■ RECORDS TO PROCESS ■

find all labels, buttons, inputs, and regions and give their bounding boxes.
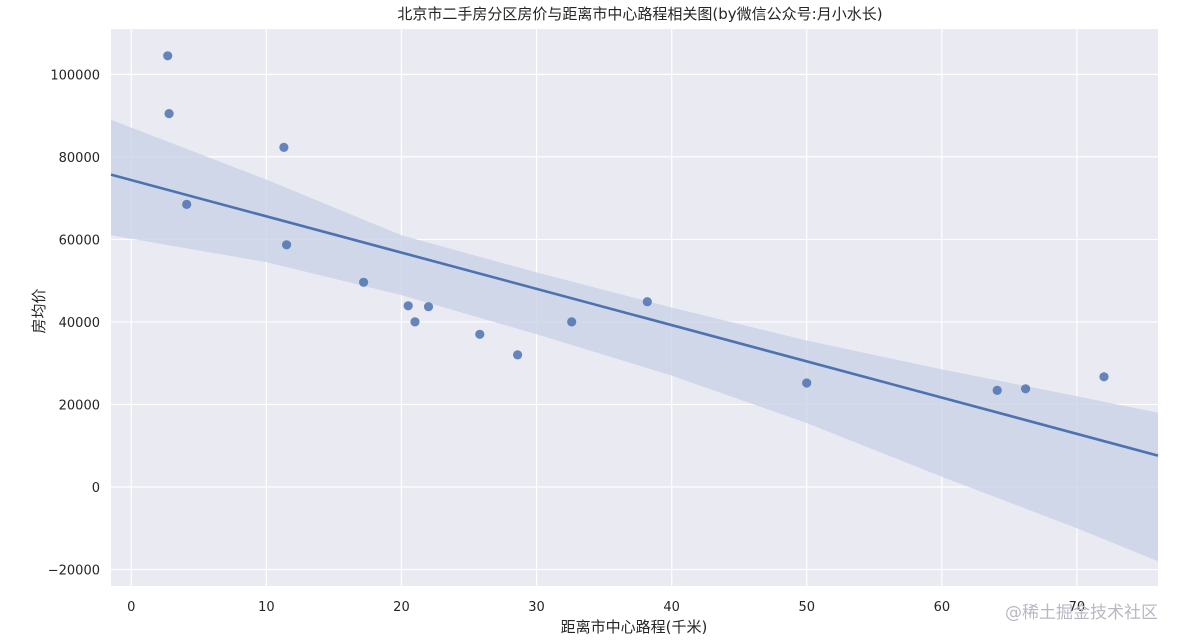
watermark: @稀土掘金技术社区: [1005, 603, 1158, 623]
confidence-band: [111, 119, 1158, 562]
data-point: [423, 302, 434, 312]
y-tick-label: −20000: [48, 563, 100, 578]
data-point: [163, 51, 173, 61]
x-tick-label: 70: [1069, 600, 1086, 615]
x-tick-label: 30: [528, 600, 545, 615]
x-tick-label: 50: [798, 600, 815, 615]
y-tick-label: 80000: [59, 151, 100, 166]
data-point: [279, 142, 289, 152]
x-tick-label: 0: [127, 600, 135, 615]
y-tick-label: 20000: [59, 398, 100, 413]
data-point: [992, 385, 1002, 395]
data-point: [567, 317, 577, 327]
chart-title: 北京市二手房分区房价与距离市中心路程相关图(by微信公众号:月小水长): [397, 5, 882, 23]
x-tick-label: 60: [934, 600, 951, 615]
data-point: [1021, 384, 1031, 394]
y-tick-label: 60000: [59, 233, 100, 248]
data-point: [513, 350, 523, 360]
x-tick-labels: 0 10 20 30 40 50 60 70: [127, 600, 1085, 615]
data-point: [1099, 372, 1109, 382]
x-tick-label: 20: [393, 600, 410, 615]
y-tick-label: 0: [92, 481, 100, 496]
x-tick-label: 10: [258, 600, 275, 615]
data-point: [403, 301, 413, 311]
data-point: [282, 240, 292, 250]
data-point: [410, 317, 420, 327]
data-points: [163, 51, 1109, 395]
x-axis-title: 距离市中心路程(千米): [561, 618, 708, 636]
data-point: [359, 277, 369, 287]
x-tick-label: 40: [663, 600, 680, 615]
y-tick-labels: −20000 0 20000 40000 60000 80000 100000: [48, 68, 100, 578]
data-point: [475, 329, 485, 339]
data-point: [802, 378, 812, 388]
y-axis-title: 房均价: [30, 288, 48, 333]
y-tick-label: 100000: [50, 68, 100, 83]
data-point: [642, 297, 652, 307]
data-point: [164, 109, 174, 119]
data-point: [182, 199, 192, 209]
regression-line: [110, 173, 1159, 457]
y-tick-label: 40000: [59, 316, 100, 331]
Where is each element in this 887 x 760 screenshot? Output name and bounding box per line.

■ TASK TO COMPLETE ■
Swap "confidence-band" for "error-band" in the stretch from the line containing "watermark: @稀土掘金技术社区: [1005, 603, 1158, 623]" through the line containing "data-point: [279, 142, 289, 152]", and return only those lines with everything else unchanged.

■ ANSWER TO THIS PROBLEM ■
watermark: @稀土掘金技术社区: [1005, 603, 1158, 623]
error-band: [111, 119, 1158, 562]
data-point: [423, 302, 434, 312]
y-tick-label: −20000: [48, 563, 100, 578]
data-point: [163, 51, 173, 61]
x-tick-label: 70: [1069, 600, 1086, 615]
x-tick-label: 30: [528, 600, 545, 615]
x-tick-label: 50: [798, 600, 815, 615]
y-tick-label: 80000: [59, 151, 100, 166]
data-point: [279, 142, 289, 152]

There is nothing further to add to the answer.